Check every line of the entries for "Number", and copy the lines that hold it.

(Records from a collection of figures)
---

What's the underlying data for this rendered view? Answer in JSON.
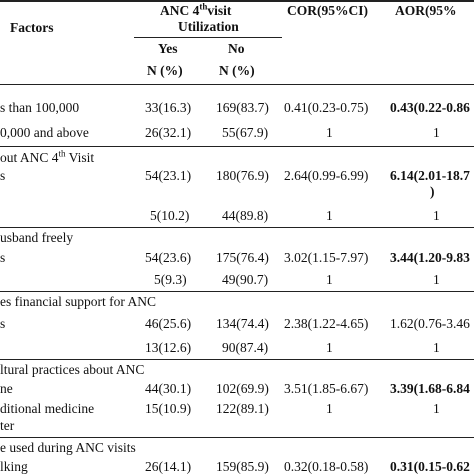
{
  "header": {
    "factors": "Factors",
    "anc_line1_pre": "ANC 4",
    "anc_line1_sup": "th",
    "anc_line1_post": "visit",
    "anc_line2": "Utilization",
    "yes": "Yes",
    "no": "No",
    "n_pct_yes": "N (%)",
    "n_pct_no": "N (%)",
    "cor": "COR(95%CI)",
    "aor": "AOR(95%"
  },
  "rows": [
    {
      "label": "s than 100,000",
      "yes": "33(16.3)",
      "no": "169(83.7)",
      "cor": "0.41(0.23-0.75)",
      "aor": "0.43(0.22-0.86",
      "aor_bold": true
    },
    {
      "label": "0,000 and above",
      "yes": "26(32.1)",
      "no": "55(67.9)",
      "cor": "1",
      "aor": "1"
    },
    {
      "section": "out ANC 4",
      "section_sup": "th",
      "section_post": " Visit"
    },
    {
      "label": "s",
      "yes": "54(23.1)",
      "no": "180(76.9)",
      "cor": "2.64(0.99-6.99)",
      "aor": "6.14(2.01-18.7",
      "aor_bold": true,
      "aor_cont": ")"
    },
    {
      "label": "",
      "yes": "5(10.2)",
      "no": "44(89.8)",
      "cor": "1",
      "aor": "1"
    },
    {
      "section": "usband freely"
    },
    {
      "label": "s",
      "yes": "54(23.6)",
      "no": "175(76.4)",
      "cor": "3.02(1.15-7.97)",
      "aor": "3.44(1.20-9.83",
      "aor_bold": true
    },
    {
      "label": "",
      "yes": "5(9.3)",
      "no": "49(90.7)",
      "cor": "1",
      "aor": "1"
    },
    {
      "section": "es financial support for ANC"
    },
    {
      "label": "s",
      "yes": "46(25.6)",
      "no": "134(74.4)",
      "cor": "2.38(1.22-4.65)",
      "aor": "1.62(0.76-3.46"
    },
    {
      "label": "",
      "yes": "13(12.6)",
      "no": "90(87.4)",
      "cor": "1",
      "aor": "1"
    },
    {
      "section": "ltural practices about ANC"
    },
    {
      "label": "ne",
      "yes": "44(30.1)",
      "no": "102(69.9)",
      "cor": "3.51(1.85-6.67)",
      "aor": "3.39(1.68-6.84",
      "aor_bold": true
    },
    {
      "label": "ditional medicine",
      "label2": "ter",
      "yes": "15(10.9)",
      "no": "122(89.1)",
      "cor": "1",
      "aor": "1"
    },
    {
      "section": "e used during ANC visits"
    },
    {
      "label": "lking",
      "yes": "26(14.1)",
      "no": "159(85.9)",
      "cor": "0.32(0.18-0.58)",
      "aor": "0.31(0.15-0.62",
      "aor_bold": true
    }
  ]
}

---

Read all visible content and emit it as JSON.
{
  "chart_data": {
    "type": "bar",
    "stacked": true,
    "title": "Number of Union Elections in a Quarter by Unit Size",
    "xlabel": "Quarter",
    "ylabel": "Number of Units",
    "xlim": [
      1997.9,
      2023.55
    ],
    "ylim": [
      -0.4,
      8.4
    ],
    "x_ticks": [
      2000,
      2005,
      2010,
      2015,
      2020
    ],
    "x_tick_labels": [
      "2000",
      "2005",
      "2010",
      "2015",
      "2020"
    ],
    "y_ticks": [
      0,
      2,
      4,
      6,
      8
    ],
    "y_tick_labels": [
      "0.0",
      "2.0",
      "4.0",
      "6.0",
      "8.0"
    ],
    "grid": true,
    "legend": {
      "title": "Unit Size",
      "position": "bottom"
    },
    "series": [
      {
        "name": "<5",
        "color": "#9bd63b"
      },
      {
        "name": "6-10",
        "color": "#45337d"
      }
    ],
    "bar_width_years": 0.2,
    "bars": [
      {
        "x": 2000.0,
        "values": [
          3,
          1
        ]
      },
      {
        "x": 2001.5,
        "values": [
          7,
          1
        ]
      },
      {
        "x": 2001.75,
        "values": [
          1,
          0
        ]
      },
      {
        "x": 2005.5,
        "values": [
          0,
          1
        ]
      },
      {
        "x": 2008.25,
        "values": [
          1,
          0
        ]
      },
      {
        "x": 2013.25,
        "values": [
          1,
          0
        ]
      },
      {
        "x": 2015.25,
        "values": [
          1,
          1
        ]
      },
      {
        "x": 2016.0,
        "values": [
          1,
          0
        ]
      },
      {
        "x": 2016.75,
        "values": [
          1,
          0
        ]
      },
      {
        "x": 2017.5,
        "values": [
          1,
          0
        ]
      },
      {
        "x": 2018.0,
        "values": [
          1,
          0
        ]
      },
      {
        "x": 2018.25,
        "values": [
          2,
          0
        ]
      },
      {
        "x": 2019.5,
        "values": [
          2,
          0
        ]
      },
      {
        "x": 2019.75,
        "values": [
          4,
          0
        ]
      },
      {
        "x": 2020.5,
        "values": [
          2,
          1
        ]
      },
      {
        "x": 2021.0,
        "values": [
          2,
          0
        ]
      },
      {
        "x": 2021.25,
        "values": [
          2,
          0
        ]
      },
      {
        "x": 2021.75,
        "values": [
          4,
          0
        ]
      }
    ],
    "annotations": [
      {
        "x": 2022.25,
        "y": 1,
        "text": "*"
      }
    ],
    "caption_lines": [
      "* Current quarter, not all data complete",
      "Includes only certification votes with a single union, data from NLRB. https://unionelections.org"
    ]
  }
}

---

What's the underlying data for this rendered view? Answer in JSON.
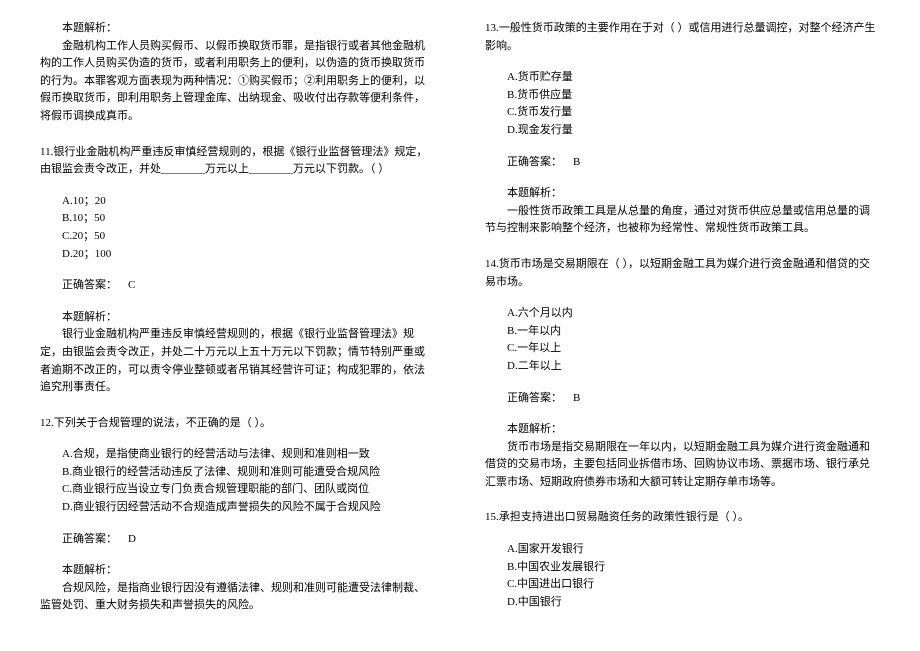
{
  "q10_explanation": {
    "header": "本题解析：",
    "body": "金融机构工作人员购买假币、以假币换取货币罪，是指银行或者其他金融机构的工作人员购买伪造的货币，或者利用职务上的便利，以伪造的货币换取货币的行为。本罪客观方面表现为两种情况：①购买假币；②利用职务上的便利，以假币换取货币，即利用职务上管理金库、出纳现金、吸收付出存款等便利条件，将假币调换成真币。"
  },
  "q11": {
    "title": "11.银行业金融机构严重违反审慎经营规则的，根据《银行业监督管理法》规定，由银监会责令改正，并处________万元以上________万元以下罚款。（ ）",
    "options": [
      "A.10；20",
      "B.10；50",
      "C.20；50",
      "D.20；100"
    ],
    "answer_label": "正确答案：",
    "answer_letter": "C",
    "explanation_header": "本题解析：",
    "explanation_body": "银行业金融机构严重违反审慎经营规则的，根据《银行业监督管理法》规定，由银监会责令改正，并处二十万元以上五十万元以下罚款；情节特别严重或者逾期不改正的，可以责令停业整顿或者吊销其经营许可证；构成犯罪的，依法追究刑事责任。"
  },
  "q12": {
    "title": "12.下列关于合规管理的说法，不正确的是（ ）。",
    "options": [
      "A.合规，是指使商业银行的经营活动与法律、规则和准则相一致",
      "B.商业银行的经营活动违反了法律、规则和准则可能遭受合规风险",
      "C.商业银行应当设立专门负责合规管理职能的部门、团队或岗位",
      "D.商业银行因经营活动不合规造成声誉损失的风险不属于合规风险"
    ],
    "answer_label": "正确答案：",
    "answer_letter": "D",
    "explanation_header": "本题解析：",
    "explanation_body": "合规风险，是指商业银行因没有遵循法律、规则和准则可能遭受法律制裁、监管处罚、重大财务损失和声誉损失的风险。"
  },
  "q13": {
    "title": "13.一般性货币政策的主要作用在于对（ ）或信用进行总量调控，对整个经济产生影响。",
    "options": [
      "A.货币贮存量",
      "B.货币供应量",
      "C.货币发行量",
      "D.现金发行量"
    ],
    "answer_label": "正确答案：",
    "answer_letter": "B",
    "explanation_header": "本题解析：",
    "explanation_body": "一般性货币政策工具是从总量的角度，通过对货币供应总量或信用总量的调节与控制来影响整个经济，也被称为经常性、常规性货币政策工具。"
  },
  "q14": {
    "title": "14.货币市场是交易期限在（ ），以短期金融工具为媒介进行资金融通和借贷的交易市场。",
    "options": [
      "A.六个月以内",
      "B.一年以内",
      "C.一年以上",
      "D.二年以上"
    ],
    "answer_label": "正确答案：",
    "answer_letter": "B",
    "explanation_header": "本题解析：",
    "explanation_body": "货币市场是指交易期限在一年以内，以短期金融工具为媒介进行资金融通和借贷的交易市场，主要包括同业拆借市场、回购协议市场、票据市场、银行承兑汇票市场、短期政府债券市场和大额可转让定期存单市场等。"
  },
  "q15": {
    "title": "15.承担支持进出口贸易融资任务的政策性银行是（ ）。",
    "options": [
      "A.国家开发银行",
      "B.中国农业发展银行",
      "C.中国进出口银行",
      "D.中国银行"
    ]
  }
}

---

## RESULT FOR THIS EXERCISE
    "title": "Number of Union Elections in a Quarter by Unit Size",
    "ylabel": "Number of Units",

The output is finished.